Records
* Begin *
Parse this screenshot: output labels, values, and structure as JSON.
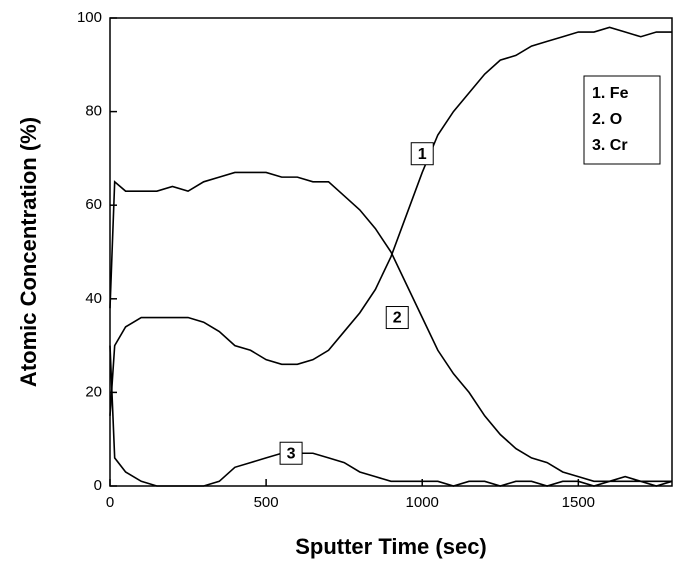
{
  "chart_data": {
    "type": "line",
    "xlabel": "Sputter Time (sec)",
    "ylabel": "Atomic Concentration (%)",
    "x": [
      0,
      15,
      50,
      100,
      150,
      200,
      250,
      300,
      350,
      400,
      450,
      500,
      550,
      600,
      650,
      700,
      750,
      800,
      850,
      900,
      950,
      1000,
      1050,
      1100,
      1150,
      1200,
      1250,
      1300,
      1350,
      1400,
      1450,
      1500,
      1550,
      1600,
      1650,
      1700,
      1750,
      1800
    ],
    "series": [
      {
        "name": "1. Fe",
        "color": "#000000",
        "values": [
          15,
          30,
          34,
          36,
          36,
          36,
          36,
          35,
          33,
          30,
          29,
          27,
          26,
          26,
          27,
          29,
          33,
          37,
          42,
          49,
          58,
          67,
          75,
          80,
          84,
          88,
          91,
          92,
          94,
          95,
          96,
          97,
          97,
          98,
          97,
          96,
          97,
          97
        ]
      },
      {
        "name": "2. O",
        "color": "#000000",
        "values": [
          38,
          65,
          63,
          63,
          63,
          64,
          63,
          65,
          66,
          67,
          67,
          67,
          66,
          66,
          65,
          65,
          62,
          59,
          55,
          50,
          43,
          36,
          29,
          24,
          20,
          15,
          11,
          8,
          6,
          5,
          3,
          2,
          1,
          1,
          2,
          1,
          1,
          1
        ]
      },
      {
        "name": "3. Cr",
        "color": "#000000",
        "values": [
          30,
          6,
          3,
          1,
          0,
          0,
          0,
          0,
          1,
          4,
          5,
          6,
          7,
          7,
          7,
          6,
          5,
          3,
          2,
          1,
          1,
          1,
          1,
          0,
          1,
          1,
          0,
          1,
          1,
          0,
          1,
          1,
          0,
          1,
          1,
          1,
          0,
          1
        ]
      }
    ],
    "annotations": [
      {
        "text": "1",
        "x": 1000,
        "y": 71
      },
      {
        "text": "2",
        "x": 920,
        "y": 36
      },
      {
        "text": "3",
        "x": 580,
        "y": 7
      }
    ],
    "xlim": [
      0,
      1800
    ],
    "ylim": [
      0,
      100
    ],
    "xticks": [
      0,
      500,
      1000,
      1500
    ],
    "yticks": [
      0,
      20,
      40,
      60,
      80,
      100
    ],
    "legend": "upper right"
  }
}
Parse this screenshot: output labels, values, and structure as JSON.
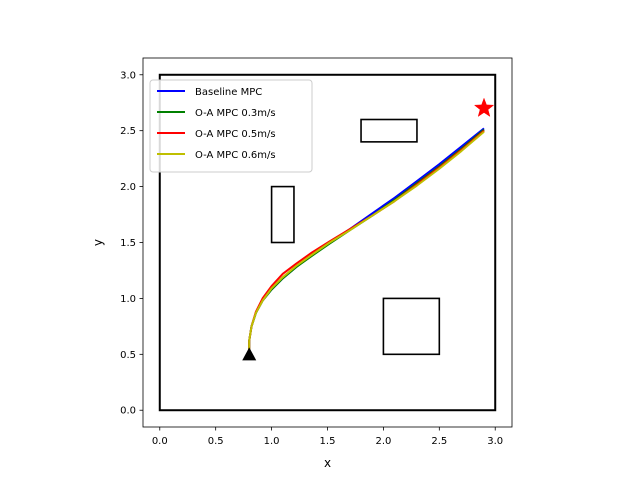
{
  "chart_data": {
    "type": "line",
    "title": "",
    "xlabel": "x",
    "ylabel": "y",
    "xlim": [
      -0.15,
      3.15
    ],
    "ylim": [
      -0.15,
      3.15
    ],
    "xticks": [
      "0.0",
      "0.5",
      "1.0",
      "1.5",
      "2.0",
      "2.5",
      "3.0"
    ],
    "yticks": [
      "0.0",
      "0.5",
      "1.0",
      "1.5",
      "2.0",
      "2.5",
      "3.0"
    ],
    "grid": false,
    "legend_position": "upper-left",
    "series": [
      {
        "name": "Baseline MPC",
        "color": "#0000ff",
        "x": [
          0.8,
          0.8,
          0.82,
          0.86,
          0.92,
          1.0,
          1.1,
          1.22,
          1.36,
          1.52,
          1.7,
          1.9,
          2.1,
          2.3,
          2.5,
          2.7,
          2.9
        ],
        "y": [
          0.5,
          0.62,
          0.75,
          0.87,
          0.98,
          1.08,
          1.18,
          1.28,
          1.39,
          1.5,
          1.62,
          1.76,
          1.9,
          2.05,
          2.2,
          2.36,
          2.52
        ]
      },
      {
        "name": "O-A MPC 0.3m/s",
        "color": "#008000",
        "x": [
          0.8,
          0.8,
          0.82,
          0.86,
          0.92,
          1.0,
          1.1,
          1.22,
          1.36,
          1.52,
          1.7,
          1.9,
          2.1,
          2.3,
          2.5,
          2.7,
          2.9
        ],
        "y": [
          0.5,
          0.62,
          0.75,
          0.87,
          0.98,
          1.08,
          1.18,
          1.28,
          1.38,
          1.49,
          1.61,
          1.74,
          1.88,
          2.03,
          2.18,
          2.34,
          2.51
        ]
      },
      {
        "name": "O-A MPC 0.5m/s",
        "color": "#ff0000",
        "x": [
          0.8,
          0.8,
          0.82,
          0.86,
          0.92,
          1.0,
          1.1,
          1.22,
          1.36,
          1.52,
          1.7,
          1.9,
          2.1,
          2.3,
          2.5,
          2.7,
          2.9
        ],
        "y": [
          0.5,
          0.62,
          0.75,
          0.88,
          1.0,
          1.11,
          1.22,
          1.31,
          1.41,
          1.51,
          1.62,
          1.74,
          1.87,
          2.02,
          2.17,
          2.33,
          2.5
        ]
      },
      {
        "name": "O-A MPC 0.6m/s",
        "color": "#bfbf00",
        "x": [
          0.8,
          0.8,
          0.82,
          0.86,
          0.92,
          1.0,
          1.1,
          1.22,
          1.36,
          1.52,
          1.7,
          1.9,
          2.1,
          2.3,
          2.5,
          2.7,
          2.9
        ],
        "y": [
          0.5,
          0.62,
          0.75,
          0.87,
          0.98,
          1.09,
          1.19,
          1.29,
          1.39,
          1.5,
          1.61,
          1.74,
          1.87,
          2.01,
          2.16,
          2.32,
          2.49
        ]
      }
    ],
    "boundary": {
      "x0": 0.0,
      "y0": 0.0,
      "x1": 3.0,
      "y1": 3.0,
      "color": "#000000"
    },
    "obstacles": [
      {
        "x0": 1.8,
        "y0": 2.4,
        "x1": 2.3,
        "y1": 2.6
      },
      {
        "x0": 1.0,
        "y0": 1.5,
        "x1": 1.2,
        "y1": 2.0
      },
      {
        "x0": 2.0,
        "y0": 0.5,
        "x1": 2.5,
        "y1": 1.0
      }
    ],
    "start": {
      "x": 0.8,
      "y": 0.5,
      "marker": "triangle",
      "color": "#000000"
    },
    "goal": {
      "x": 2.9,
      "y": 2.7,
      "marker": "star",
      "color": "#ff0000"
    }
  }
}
* End *
EXERCISE PROMPT. Leave every image out, and retype the material exactly.

ANSWER FOR THIS EXERCISE.
Parse this screenshot: output labels, values, and structure as JSON.
{
  "chart_data": {
    "type": "line",
    "xlabel": "Sputter Time (sec)",
    "ylabel": "Atomic Concentration (%)",
    "x": [
      0,
      15,
      50,
      100,
      150,
      200,
      250,
      300,
      350,
      400,
      450,
      500,
      550,
      600,
      650,
      700,
      750,
      800,
      850,
      900,
      950,
      1000,
      1050,
      1100,
      1150,
      1200,
      1250,
      1300,
      1350,
      1400,
      1450,
      1500,
      1550,
      1600,
      1650,
      1700,
      1750,
      1800
    ],
    "series": [
      {
        "name": "1. Fe",
        "color": "#000000",
        "values": [
          15,
          30,
          34,
          36,
          36,
          36,
          36,
          35,
          33,
          30,
          29,
          27,
          26,
          26,
          27,
          29,
          33,
          37,
          42,
          49,
          58,
          67,
          75,
          80,
          84,
          88,
          91,
          92,
          94,
          95,
          96,
          97,
          97,
          98,
          97,
          96,
          97,
          97
        ]
      },
      {
        "name": "2. O",
        "color": "#000000",
        "values": [
          38,
          65,
          63,
          63,
          63,
          64,
          63,
          65,
          66,
          67,
          67,
          67,
          66,
          66,
          65,
          65,
          62,
          59,
          55,
          50,
          43,
          36,
          29,
          24,
          20,
          15,
          11,
          8,
          6,
          5,
          3,
          2,
          1,
          1,
          2,
          1,
          1,
          1
        ]
      },
      {
        "name": "3. Cr",
        "color": "#000000",
        "values": [
          30,
          6,
          3,
          1,
          0,
          0,
          0,
          0,
          1,
          4,
          5,
          6,
          7,
          7,
          7,
          6,
          5,
          3,
          2,
          1,
          1,
          1,
          1,
          0,
          1,
          1,
          0,
          1,
          1,
          0,
          1,
          1,
          0,
          1,
          1,
          1,
          0,
          1
        ]
      }
    ],
    "annotations": [
      {
        "text": "1",
        "x": 1000,
        "y": 71
      },
      {
        "text": "2",
        "x": 920,
        "y": 36
      },
      {
        "text": "3",
        "x": 580,
        "y": 7
      }
    ],
    "xlim": [
      0,
      1800
    ],
    "ylim": [
      0,
      100
    ],
    "xticks": [
      0,
      500,
      1000,
      1500
    ],
    "yticks": [
      0,
      20,
      40,
      60,
      80,
      100
    ],
    "legend": "upper right"
  }
}
Parse this screenshot: output labels, values, and structure as JSON.
{
  "chart_data": {
    "type": "line",
    "title": "",
    "xlabel": "x",
    "ylabel": "y",
    "xlim": [
      -0.15,
      3.15
    ],
    "ylim": [
      -0.15,
      3.15
    ],
    "xticks": [
      "0.0",
      "0.5",
      "1.0",
      "1.5",
      "2.0",
      "2.5",
      "3.0"
    ],
    "yticks": [
      "0.0",
      "0.5",
      "1.0",
      "1.5",
      "2.0",
      "2.5",
      "3.0"
    ],
    "grid": false,
    "legend_position": "upper-left",
    "series": [
      {
        "name": "Baseline MPC",
        "color": "#0000ff",
        "x": [
          0.8,
          0.8,
          0.82,
          0.86,
          0.92,
          1.0,
          1.1,
          1.22,
          1.36,
          1.52,
          1.7,
          1.9,
          2.1,
          2.3,
          2.5,
          2.7,
          2.9
        ],
        "y": [
          0.5,
          0.62,
          0.75,
          0.87,
          0.98,
          1.08,
          1.18,
          1.28,
          1.39,
          1.5,
          1.62,
          1.76,
          1.9,
          2.05,
          2.2,
          2.36,
          2.52
        ]
      },
      {
        "name": "O-A MPC 0.3m/s",
        "color": "#008000",
        "x": [
          0.8,
          0.8,
          0.82,
          0.86,
          0.92,
          1.0,
          1.1,
          1.22,
          1.36,
          1.52,
          1.7,
          1.9,
          2.1,
          2.3,
          2.5,
          2.7,
          2.9
        ],
        "y": [
          0.5,
          0.62,
          0.75,
          0.87,
          0.98,
          1.08,
          1.18,
          1.28,
          1.38,
          1.49,
          1.61,
          1.74,
          1.88,
          2.03,
          2.18,
          2.34,
          2.51
        ]
      },
      {
        "name": "O-A MPC 0.5m/s",
        "color": "#ff0000",
        "x": [
          0.8,
          0.8,
          0.82,
          0.86,
          0.92,
          1.0,
          1.1,
          1.22,
          1.36,
          1.52,
          1.7,
          1.9,
          2.1,
          2.3,
          2.5,
          2.7,
          2.9
        ],
        "y": [
          0.5,
          0.62,
          0.75,
          0.88,
          1.0,
          1.11,
          1.22,
          1.31,
          1.41,
          1.51,
          1.62,
          1.74,
          1.87,
          2.02,
          2.17,
          2.33,
          2.5
        ]
      },
      {
        "name": "O-A MPC 0.6m/s",
        "color": "#bfbf00",
        "x": [
          0.8,
          0.8,
          0.82,
          0.86,
          0.92,
          1.0,
          1.1,
          1.22,
          1.36,
          1.52,
          1.7,
          1.9,
          2.1,
          2.3,
          2.5,
          2.7,
          2.9
        ],
        "y": [
          0.5,
          0.62,
          0.75,
          0.87,
          0.98,
          1.09,
          1.19,
          1.29,
          1.39,
          1.5,
          1.61,
          1.74,
          1.87,
          2.01,
          2.16,
          2.32,
          2.49
        ]
      }
    ],
    "boundary": {
      "x0": 0.0,
      "y0": 0.0,
      "x1": 3.0,
      "y1": 3.0,
      "color": "#000000"
    },
    "obstacles": [
      {
        "x0": 1.8,
        "y0": 2.4,
        "x1": 2.3,
        "y1": 2.6
      },
      {
        "x0": 1.0,
        "y0": 1.5,
        "x1": 1.2,
        "y1": 2.0
      },
      {
        "x0": 2.0,
        "y0": 0.5,
        "x1": 2.5,
        "y1": 1.0
      }
    ],
    "start": {
      "x": 0.8,
      "y": 0.5,
      "marker": "triangle",
      "color": "#000000"
    },
    "goal": {
      "x": 2.9,
      "y": 2.7,
      "marker": "star",
      "color": "#ff0000"
    }
  }
}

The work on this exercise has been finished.